Dataset entries on figures
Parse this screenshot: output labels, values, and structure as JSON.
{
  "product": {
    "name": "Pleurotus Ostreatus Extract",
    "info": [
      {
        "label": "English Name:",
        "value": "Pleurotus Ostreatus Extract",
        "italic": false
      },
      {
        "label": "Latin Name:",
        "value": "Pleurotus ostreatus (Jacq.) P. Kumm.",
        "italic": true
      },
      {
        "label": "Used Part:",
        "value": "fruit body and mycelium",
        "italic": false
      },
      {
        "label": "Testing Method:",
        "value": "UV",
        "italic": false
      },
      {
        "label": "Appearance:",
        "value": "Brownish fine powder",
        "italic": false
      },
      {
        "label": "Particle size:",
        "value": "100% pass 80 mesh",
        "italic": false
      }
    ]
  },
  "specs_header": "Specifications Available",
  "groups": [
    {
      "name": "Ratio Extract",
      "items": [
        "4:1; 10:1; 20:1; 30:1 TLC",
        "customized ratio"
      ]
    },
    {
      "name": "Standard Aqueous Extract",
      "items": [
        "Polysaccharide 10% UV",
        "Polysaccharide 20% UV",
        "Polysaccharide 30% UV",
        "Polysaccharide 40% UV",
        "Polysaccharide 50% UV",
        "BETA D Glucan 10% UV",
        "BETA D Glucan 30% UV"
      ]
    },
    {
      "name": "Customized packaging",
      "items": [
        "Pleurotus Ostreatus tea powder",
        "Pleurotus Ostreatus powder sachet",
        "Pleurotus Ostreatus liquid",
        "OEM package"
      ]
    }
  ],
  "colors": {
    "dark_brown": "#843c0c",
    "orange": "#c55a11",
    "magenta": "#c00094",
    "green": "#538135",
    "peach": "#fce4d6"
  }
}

- _EXERCISE DETAILS_
Tally the lines above containing "Pleurotus". Answer with the count only.

- _FINISHED ANSWER_
6